EXERCISE AIM: Skip the pictures. Transcribe the rest of the data below without changing a word.

Extracted data entries:
= = = = =
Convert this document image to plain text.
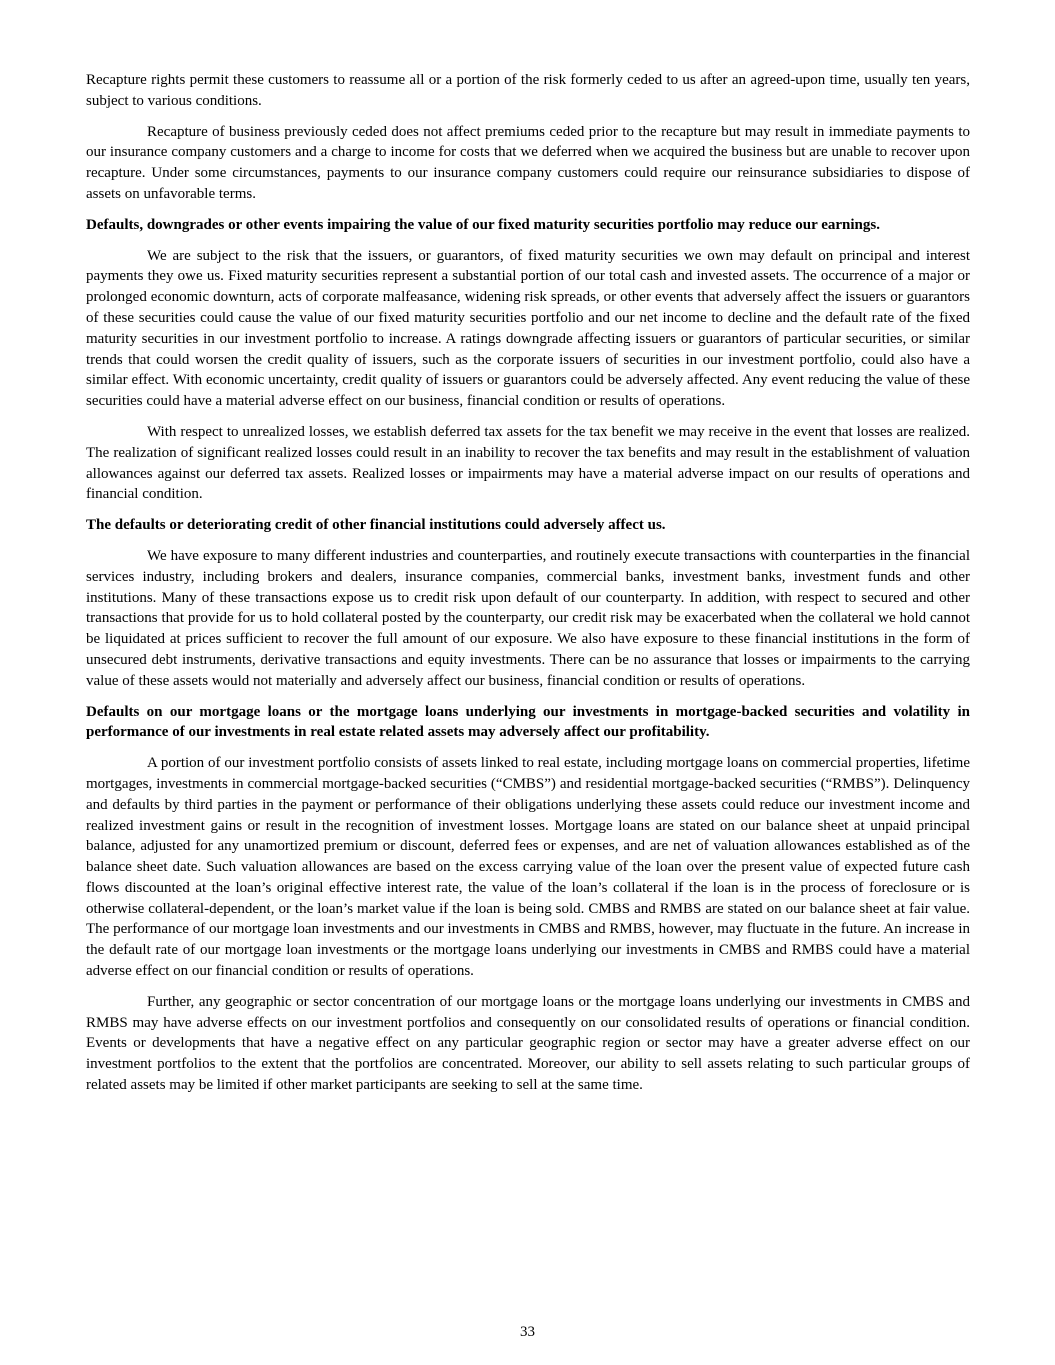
Recapture rights permit these customers to reassume all or a portion of the risk formerly ceded to us after an agreed-upon time, usually ten years, subject to various conditions.

Recapture of business previously ceded does not affect premiums ceded prior to the recapture but may result in immediate payments to our insurance company customers and a charge to income for costs that we deferred when we acquired the business but are unable to recover upon recapture. Under some circumstances, payments to our insurance company customers could require our reinsurance subsidiaries to dispose of assets on unfavorable terms.

Defaults, downgrades or other events impairing the value of our fixed maturity securities portfolio may reduce our earnings.

We are subject to the risk that the issuers, or guarantors, of fixed maturity securities we own may default on principal and interest payments they owe us. Fixed maturity securities represent a substantial portion of our total cash and invested assets. The occurrence of a major or prolonged economic downturn, acts of corporate malfeasance, widening risk spreads, or other events that adversely affect the issuers or guarantors of these securities could cause the value of our fixed maturity securities portfolio and our net income to decline and the default rate of the fixed maturity securities in our investment portfolio to increase. A ratings downgrade affecting issuers or guarantors of particular securities, or similar trends that could worsen the credit quality of issuers, such as the corporate issuers of securities in our investment portfolio, could also have a similar effect. With economic uncertainty, credit quality of issuers or guarantors could be adversely affected. Any event reducing the value of these securities could have a material adverse effect on our business, financial condition or results of operations.

With respect to unrealized losses, we establish deferred tax assets for the tax benefit we may receive in the event that losses are realized. The realization of significant realized losses could result in an inability to recover the tax benefits and may result in the establishment of valuation allowances against our deferred tax assets. Realized losses or impairments may have a material adverse impact on our results of operations and financial condition.

The defaults or deteriorating credit of other financial institutions could adversely affect us.

We have exposure to many different industries and counterparties, and routinely execute transactions with counterparties in the financial services industry, including brokers and dealers, insurance companies, commercial banks, investment banks, investment funds and other institutions. Many of these transactions expose us to credit risk upon default of our counterparty. In addition, with respect to secured and other transactions that provide for us to hold collateral posted by the counterparty, our credit risk may be exacerbated when the collateral we hold cannot be liquidated at prices sufficient to recover the full amount of our exposure. We also have exposure to these financial institutions in the form of unsecured debt instruments, derivative transactions and equity investments. There can be no assurance that losses or impairments to the carrying value of these assets would not materially and adversely affect our business, financial condition or results of operations.

Defaults on our mortgage loans or the mortgage loans underlying our investments in mortgage-backed securities and volatility in performance of our investments in real estate related assets may adversely affect our profitability.

A portion of our investment portfolio consists of assets linked to real estate, including mortgage loans on commercial properties, lifetime mortgages, investments in commercial mortgage-backed securities (“CMBS”) and residential mortgage-backed securities (“RMBS”). Delinquency and defaults by third parties in the payment or performance of their obligations underlying these assets could reduce our investment income and realized investment gains or result in the recognition of investment losses. Mortgage loans are stated on our balance sheet at unpaid principal balance, adjusted for any unamortized premium or discount, deferred fees or expenses, and are net of valuation allowances established as of the balance sheet date. Such valuation allowances are based on the excess carrying value of the loan over the present value of expected future cash flows discounted at the loan’s original effective interest rate, the value of the loan’s collateral if the loan is in the process of foreclosure or is otherwise collateral-dependent, or the loan’s market value if the loan is being sold. CMBS and RMBS are stated on our balance sheet at fair value. The performance of our mortgage loan investments and our investments in CMBS and RMBS, however, may fluctuate in the future. An increase in the default rate of our mortgage loan investments or the mortgage loans underlying our investments in CMBS and RMBS could have a material adverse effect on our financial condition or results of operations.

Further, any geographic or sector concentration of our mortgage loans or the mortgage loans underlying our investments in CMBS and RMBS may have adverse effects on our investment portfolios and consequently on our consolidated results of operations or financial condition. Events or developments that have a negative effect on any particular geographic region or sector may have a greater adverse effect on our investment portfolios to the extent that the portfolios are concentrated. Moreover, our ability to sell assets relating to such particular groups of related assets may be limited if other market participants are seeking to sell at the same time.

33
= = = = =
RESULT OF THIS TASK:
Convert this document image to plain text.
Recapture rights permit these customers to reassume all or a portion of the risk formerly ceded to us after an agreed-upon time, usually ten years, subject to various conditions.

Recapture of business previously ceded does not affect premiums ceded prior to the recapture but may result in immediate payments to our insurance company customers and a charge to income for costs that we deferred when we acquired the business but are unable to recover upon recapture. Under some circumstances, payments to our insurance company customers could require our reinsurance subsidiaries to dispose of assets on unfavorable terms.

Defaults, downgrades or other events impairing the value of our fixed maturity securities portfolio may reduce our earnings.

We are subject to the risk that the issuers, or guarantors, of fixed maturity securities we own may default on principal and interest payments they owe us. Fixed maturity securities represent a substantial portion of our total cash and invested assets. The occurrence of a major or prolonged economic downturn, acts of corporate malfeasance, widening risk spreads, or other events that adversely affect the issuers or guarantors of these securities could cause the value of our fixed maturity securities portfolio and our net income to decline and the default rate of the fixed maturity securities in our investment portfolio to increase. A ratings downgrade affecting issuers or guarantors of particular securities, or similar trends that could worsen the credit quality of issuers, such as the corporate issuers of securities in our investment portfolio, could also have a similar effect. With economic uncertainty, credit quality of issuers or guarantors could be adversely affected. Any event reducing the value of these securities could have a material adverse effect on our business, financial condition or results of operations.

With respect to unrealized losses, we establish deferred tax assets for the tax benefit we may receive in the event that losses are realized. The realization of significant realized losses could result in an inability to recover the tax benefits and may result in the establishment of valuation allowances against our deferred tax assets. Realized losses or impairments may have a material adverse impact on our results of operations and financial condition.

The defaults or deteriorating credit of other financial institutions could adversely affect us.

We have exposure to many different industries and counterparties, and routinely execute transactions with counterparties in the financial services industry, including brokers and dealers, insurance companies, commercial banks, investment banks, investment funds and other institutions. Many of these transactions expose us to credit risk upon default of our counterparty. In addition, with respect to secured and other transactions that provide for us to hold collateral posted by the counterparty, our credit risk may be exacerbated when the collateral we hold cannot be liquidated at prices sufficient to recover the full amount of our exposure. We also have exposure to these financial institutions in the form of unsecured debt instruments, derivative transactions and equity investments. There can be no assurance that losses or impairments to the carrying value of these assets would not materially and adversely affect our business, financial condition or results of operations.

Defaults on our mortgage loans or the mortgage loans underlying our investments in mortgage-backed securities and volatility in performance of our investments in real estate related assets may adversely affect our profitability.

A portion of our investment portfolio consists of assets linked to real estate, including mortgage loans on commercial properties, lifetime mortgages, investments in commercial mortgage-backed securities (“CMBS”) and residential mortgage-backed securities (“RMBS”). Delinquency and defaults by third parties in the payment or performance of their obligations underlying these assets could reduce our investment income and realized investment gains or result in the recognition of investment losses. Mortgage loans are stated on our balance sheet at unpaid principal balance, adjusted for any unamortized premium or discount, deferred fees or expenses, and are net of valuation allowances established as of the balance sheet date. Such valuation allowances are based on the excess carrying value of the loan over the present value of expected future cash flows discounted at the loan’s original effective interest rate, the value of the loan’s collateral if the loan is in the process of foreclosure or is otherwise collateral-dependent, or the loan’s market value if the loan is being sold. CMBS and RMBS are stated on our balance sheet at fair value. The performance of our mortgage loan investments and our investments in CMBS and RMBS, however, may fluctuate in the future. An increase in the default rate of our mortgage loan investments or the mortgage loans underlying our investments in CMBS and RMBS could have a material adverse effect on our financial condition or results of operations.

Further, any geographic or sector concentration of our mortgage loans or the mortgage loans underlying our investments in CMBS and RMBS may have adverse effects on our investment portfolios and consequently on our consolidated results of operations or financial condition. Events or developments that have a negative effect on any particular geographic region or sector may have a greater adverse effect on our investment portfolios to the extent that the portfolios are concentrated. Moreover, our ability to sell assets relating to such particular groups of related assets may be limited if other market participants are seeking to sell at the same time.

33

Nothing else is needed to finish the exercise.